# TASK DETAILS
Find the lines below that contain the string "containers". Copy each one.

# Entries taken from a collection
::::

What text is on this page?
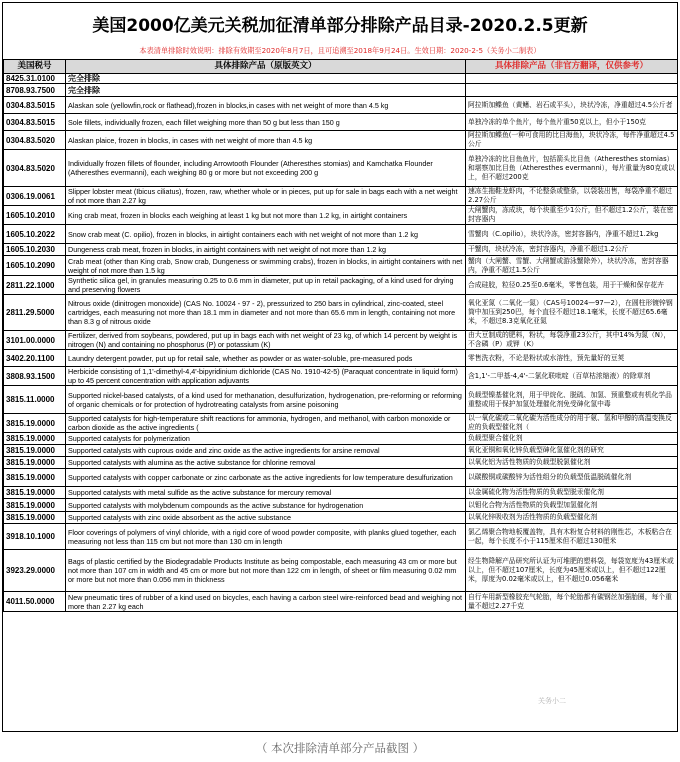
美国2000亿美元关税加征清单部分排除产品目录-2020.2.5更新
本表清单排除时效说明：排除有效期至2020年8月7日，且可追溯至2018年9月24日。生效日期：2020-2-5（关务小二制表）
美国税号	具体排除产品（原版英文）	具体排除产品（非官方翻译，仅供参考）
8425.31.0100	完全排除	
8708.93.7500	完全排除	
0304.83.5015	Alaskan sole (yellowfin,rock or flathead),frozen in blocks,in cases with net weight of more than 4.5 kg	阿拉斯加鲽鱼（黄鳍、岩石或平头），块状冷冻，净重超过4.5公斤者
0304.83.5015	Sole fillets, individually frozen, each fillet weighing more than 50 g but less than 150 g	单独冷冻的单个鱼片，每个鱼片重50克以上，但小于150克
0304.83.5020	Alaskan plaice, frozen in blocks, in cases with net weight of more than 4.5 kg	阿拉斯加鲽鱼(一种可食用的比目海鱼)，块状冷冻，每件净重超过4.5公斤
0304.83.5020	Individually frozen fillets of flounder, including Arrowtooth Flounder (Atheresthes stomias) and Kamchatka Flounder (Atheresthes evermanni), each weighing 80 g or more but not exceeding 200 g	单独冷冻的比目鱼鱼片，包括箭头比目鱼（Atheresthes stomias）和堪察加比目鱼（Atheresthes evermanni），每片重量为80克或以上，但不超过200克
0306.19.0061	Slipper lobster meat (Ibicus ciliatus), frozen, raw, whether whole or in pieces, put up for sale in bags each with a net weight of not more than 2.27 kg	速冻生拖鞋龙虾肉，不论整条或整条，以袋装出售，每袋净重不超过2.27公斤
1605.10.2010	King crab meat, frozen in blocks each weighing at least 1 kg but not more than 1.2 kg, in airtight containers	大闸蟹肉，冻成块，每个块重至少1公斤，但不超过1.2公斤，装在密封容器内
1605.10.2022	Snow crab meat (C. opilio), frozen in blocks, in airtight containers each with net weight of not more than 1.2 kg	雪蟹肉（C.opilio），块状冷冻，密封容器内，净重不超过1.2kg
1605.10.2030	Dungeness crab meat, frozen in blocks, in airtight containers with net weight of not more than 1.2 kg	干蟹肉，块状冷冻，密封容器内，净重不超过1.2公斤
1605.10.2090	Crab meat (other than King crab, Snow crab, Dungeness or swimming crabs), frozen in blocks, in airtight containers with net weight of not more than 1.5 kg	蟹肉（大闸蟹、雪蟹、大闸蟹或游泳蟹除外），块状冷冻，密封容器内，净重不超过1.5公斤
2811.22.1000	Synthetic silica gel, in granules measuring 0.25 to 0.6 mm in diameter, put up in retail packaging, of a kind used for drying and preserving flowers	合成硅胶，粒径0.25至0.6毫米，零售包装，用于干燥和保存花卉
2811.29.5000	Nitrous oxide (dinitrogen monoxide) (CAS No. 10024 - 97 - 2), pressurized to 250 bars in cylindrical, zinc-coated, steel cartridges, each measuring not more than 18.1 mm in diameter and not more than 65.6 mm in length, containing not more than 8.3 g of nitrous oxide	氧化亚氮（二氧化一氮）（CAS号10024—97—2），在圆柱形镀锌钢筒中加压到250巴，每个直径不超过18.1毫米，长度不超过65.6毫米，不超过8.3克氧化亚氮
3101.00.0000	Fertilizer, derived from soybeans, powdered, put up in bags each with net weight of 23 kg, of which 14 percent by weight is nitrogen (N) and containing no phosphorus (P) or potassium (K)	由大豆制成的肥料，粉状，每袋净重23公斤，其中14%为氮（N），不含磷（P）或钾（K）
3402.20.1100	Laundry detergent powder, put up for retail sale, whether as powder or as water-soluble, pre-measured pods	零售洗衣粉，不论是粉状或水溶性，预先量好的豆荚
3808.93.1500	Herbicide consisting of 1,1'-dimethyl-4,4'-bipyridinium dichloride (CAS No. 1910-42-5) (Paraquat concentrate in liquid form) up to 45 percent concentration with application adjuvants	含1,1'-二甲基-4,4'-二氯化联吡啶（百草枯浓缩液）的除草剂
3815.11.0000	Supported nickel-based catalysts, of a kind used for methanation, desulfurization, hydrogenation, pre-reforming or reforming of organic chemicals or for protection of hydrotreating catalysts from arsine poisoning	负载型镍基催化剂，用于甲烷化、脱硫、加氢、预重整或有机化学品重整或用于保护加氢处理催化剂免受砷化氢中毒
3815.19.0000	Supported catalysts for high-temperature shift reactions for ammonia, hydrogen, and methanol, with carbon monoxide or carbon dioxide as the active ingredients (	以一氧化碳或二氧化碳为活性成分的用于氨、氢和甲醇的高温变换反应的负载型催化剂（
3815.19.0000	Supported catalysts for polymerization	负载型聚合催化剂
3815.19.0000	Supported catalysts with cuprous oxide and zinc oxide as the active ingredients for arsine removal	氧化亚铜和氧化锌负载型砷化氢催化剂的研究
3815.19.0000	Supported catalysts with alumina as the active substance for chlorine removal	以氧化铝为活性物质的负载型脱氯催化剂
3815.19.0000	Supported catalysts with copper carbonate or zinc carbonate as the active ingredients for low temperature desulfurization	以碳酸铜或碳酸锌为活性组分的负载型低温脱硫催化剂
3815.19.0000	Supported catalysts with metal sulfide as the active substance for mercury removal	以金属硫化物为活性物质的负载型脱汞催化剂
3815.19.0000	Supported catalysts with molybdenum compounds as the active substance for hydrogenation	以钼化合物为活性物质的负载型加氢催化剂
3815.19.0000	Supported catalysts with zinc oxide absorbent as the active substance	以氧化锌吸收剂为活性物质的负载型催化剂
3918.10.1000	Floor coverings of polymers of vinyl chloride, with a rigid core of wood powder composite, with planks glued together, each measuring not less than 115 cm but not more than 130 cm in length	氯乙烯聚合物地板覆盖物，具有木粉复合材料的刚性芯，木板粘合在一起，每个长度不小于115厘米但不超过130厘米
3923.29.0000	Bags of plastic certified by the Biodegradable Products Institute as being compostable, each measuring 43 cm or more but not more than 107 cm in width and 45 cm or more but not more than 122 cm in length, of sheet or film measuring 0.02 mm or more but not more than 0.056 mm in thickness	经生物降解产品研究所认证为可堆肥的塑料袋，每袋宽度为43厘米或以上，但不超过107厘米，长度为45厘米或以上，但不超过122厘米，厚度为0.02毫米或以上，但不超过0.056毫米
4011.50.0000	New pneumatic tires of rubber of a kind used on bicycles, each having a carbon steel wire-reinforced bead and weighing not more than 2.27 kg each	自行车用新型橡胶充气轮胎，每个轮胎都有碳钢丝加强胎圈，每个重量不超过2.27千克
关务小二
（ 本次排除清单部分产品截图 ）
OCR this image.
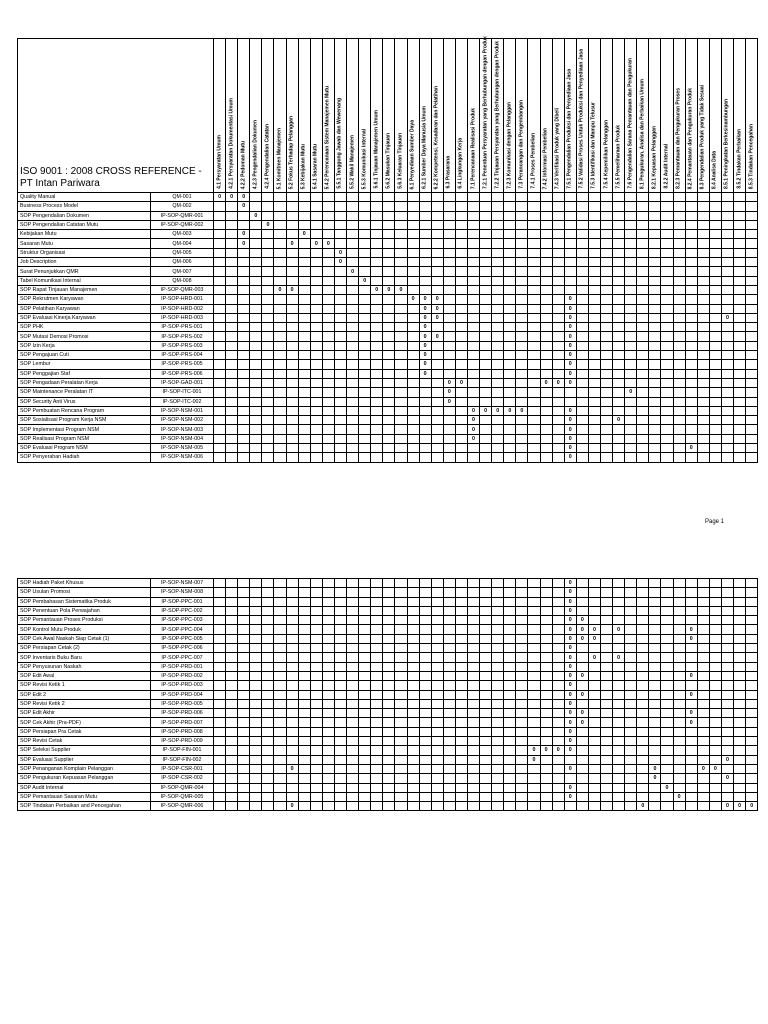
ISO 9001 : 2008 CROSS REFERENCE - PT Intan Pariwara		4.1 Persyaratan Umum	4.2.1 Persyaratan Dokumentasi Umum	4.2.2 Pedoman Mutu	4.2.3 Pengendalian Dokumen	4.2.4 Pengendalian Catatan	5.1 Komitmen Manajemen	5.2 Fokus Terhadap Pelanggan	5.3 Kebijakan Mutu	5.4.1 Sasaran Mutu	5.4.2 Perencanaan Sistem Manajemen Mutu	5.5.1 Tanggung Jawab dan Wewenang	5.5.2 Wakil Manajemen	5.5.3 Komunikasi Internal	5.6.1 Tinjauan Manajemen Umum	5.6.2 Masukan Tinjauan	5.6.3 Keluaran Tinjauan	6.1 Penyediaan Sumber Daya	6.2.1 Sumber Daya Manusia Umum	6.2.2 Kompetensi, Kesadaran dan Pelatihan	6.3 Prasarana	6.4 Lingkungan Kerja	7.1 Perencanaan Realisasi Produk	7.2.1 Penentuan Persyaratan yang Berhubungan dengan Produk	7.2.2 Tinjauan Persyaratan yang Berhubungan dengan Produk	7.2.3 Komunikasi dengan Pelanggan	7.3 Perancangan dan Pengembangan	7.4.1 Proses Pembelian	7.4.2 Informasi Pembelian	7.4.3 Verifikasi Produk yang Dibeli	7.5.1 Pengendalian Produksi dan Penyediaan Jasa	7.5.2 Validasi Proses Untuk Produksi dan Penyediaan Jasa	7.5.3 Identifikasi dan Mampu Telusur	7.5.4 Kepemilikan Pelanggan	7.5.5 Pemeliharaan Produk	7.6 Pengendalian Sarana Pemantauan dan Pengukuran	8.1 Pengukuran, Analisa dan Perbaikan Umum	8.2.1 Kepuasan Pelanggan	8.2.2 Audit Internal	8.2.3 Pemantauan dan Pengukuran Proses	8.2.4 Pemantauan dan Pengukuran Produk	8.3 Pengendalian Produk yang Tidak Sesuai	8.4 Analisa Data	8.5.1 Peningkatan Berkesinambungan	8.5.2 Tindakan Perbaikan	8.5.3 Tindakan Pencegahan

Quality Manual	QM-001	0	0	0																																										
Business Process Model	QM-002			0																																										
SOP Pengendalian Dokumen	IP-SOP-QMR-001				0																																									
SOP Pengendalian Catatan Mutu	IP-SOP-QMR-002					0																																								
Kebijakan Mutu	QM-003			0					0																																					
Sasaran Mutu	QM-004			0				0		0	0																																			
Struktur Organisasi	QM-005											0																																		
Job Description	QM-006											0																																		
Surat Penunjukkan QMR	QM-007												0																																	
Tabel Komunikasi Internal	QM-008													0																																
SOP Rapat Tinjauan Manajemen	IP-SOP-QMR-003						0	0							0	0	0																													
SOP Rekrutmen Karyawan	IP-SOP-HRD-001																	0	0	0											0															
SOP Pelatihan Karyawan	IP-SOP-HRD-002																		0	0											0															
SOP Evaluasi Kinerja Karyawan	IP-SOP-HRD-003																		0	0											0													0		
SOP PHK	IP-SOP-PRS-001																		0												0															
SOP Mutasi Demosi Promosi	IP-SOP-PRS-002																		0	0											0															
SOP Izin Kerja	IP-SOP-PRS-003																		0												0															
SOP Pengajuan Cuti	IP-SOP-PRS-004																		0												0															
SOP Lembur	IP-SOP-PRS-005																		0												0															
SOP Penggajian Staf	IP-SOP-PRS-006																		0												0															
SOP Pengadaan Peralatan Kerja	IP-SOP-GAD-001																				0	0							0	0	0															
SOP Maintenance Peralatan IT	IP-SOP-ITC-001																				0															0										
SOP Security Anti Virus	IP-SOP-ITC-002																				0																									
SOP Pembuatan Rencana Program	IP-SOP-NSM-001																						0	0	0	0	0				0															
SOP Sosialisasi Program Kerja NSM	IP-SOP-NSM-002																						0								0				0											
SOP Implementasi Program NSM	IP-SOP-NSM-003																						0								0															
SOP Realisasi Program NSM	IP-SOP-NSM-004																						0								0															
SOP Evaluasi Program NSM	IP-SOP-NSM-005																														0										0					
SOP Penyerahan Hadiah	IP-SOP-NSM-006																														0															
Page 1
SOP Hadiah Paket Khusus	IP-SOP-NSM-007																														0															
SOP Usulan Promosi	IP-SOP-NSM-008																														0															
SOP Pembahasan Sistematika Produk	IP-SOP-PPC-001																														0															
SOP Penentuan Pola Perwajahan	IP-SOP-PPC-002																														0															
SOP Pemantauan Proses Produksi	IP-SOP-PPC-003																														0	0														
SOP Kontrol Mutu Produk	IP-SOP-PPC-004																														0	0	0		0						0					
SOP Cek Awal Naskah Siap Cetak (1)	IP-SOP-PPC-005																														0	0	0								0					
SOP Persiapan Cetak (2)	IP-SOP-PPC-006																														0															
SOP Inventaris Buku Baru	IP-SOP-PPC-007																														0		0		0											
SOP Penyusunan Naskah	IP-SOP-PRD-001																														0															
SOP Edit Awal	IP-SOP-PRD-002																														0	0									0					
SOP Revisi Ketik 1	IP-SOP-PRD-003																														0															
SOP Edit 2	IP-SOP-PRD-004																														0	0									0					
SOP Revisi Ketik 2	IP-SOP-PRD-005																														0															
SOP Edit Akhir	IP-SOP-PRD-006																														0	0									0					
SOP Cek Akhir (Pra-PDF)	IP-SOP-PRD-007																														0	0									0					
SOP Persiapan Pra Cetak	IP-SOP-PRD-008																														0															
SOP Revisi Cetak	IP-SOP-PRD-009																														0															
SOP Seleksi Supplier	IP-SOP-FIN-001																											0	0	0	0															
SOP Evaluasi Supplier	IP-SOP-FIN-002																											0																0		
SOP Penanganan Komplain Pelanggan	IP-SOP-CSR-001							0																							0							0				0	0			
SOP Pengukuran Kepuasan Pelanggan	IP-SOP-CSR-002																																					0						0		
SOP Audit Internal	IP-SOP-QMR-004																														0								0							
SOP Pemantauan Sasaran Mutu	IP-SOP-QMR-005																														0									0						
SOP Tindakan Perbaikan and Pencegahan	IP-SOP-QMR-006							0																													0							0	0	0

::::

# ANSWER TO THE PROBLEM
1605.10.2010	King crab meat, frozen in blocks each weighing at least 1 kg but not more than 1.2 kg, in airtight containers	大闸蟹肉，冻成块，每个块重至少1公斤，但不超过1.2公斤，装在密封容器内
1605.10.2022	Snow crab meat (C. opilio), frozen in blocks, in airtight containers each with net weight of not more than 1.2 kg	雪蟹肉（C.opilio），块状冷冻，密封容器内，净重不超过1.2kg
1605.10.2030	Dungeness crab meat, frozen in blocks, in airtight containers with net weight of not more than 1.2 kg	干蟹肉，块状冷冻，密封容器内，净重不超过1.2公斤
1605.10.2090	Crab meat (other than King crab, Snow crab, Dungeness or swimming crabs), frozen in blocks, in airtight containers with net weight of not more than 1.5 kg	蟹肉（大闸蟹、雪蟹、大闸蟹或游泳蟹除外），块状冷冻，密封容器内，净重不超过1.5公斤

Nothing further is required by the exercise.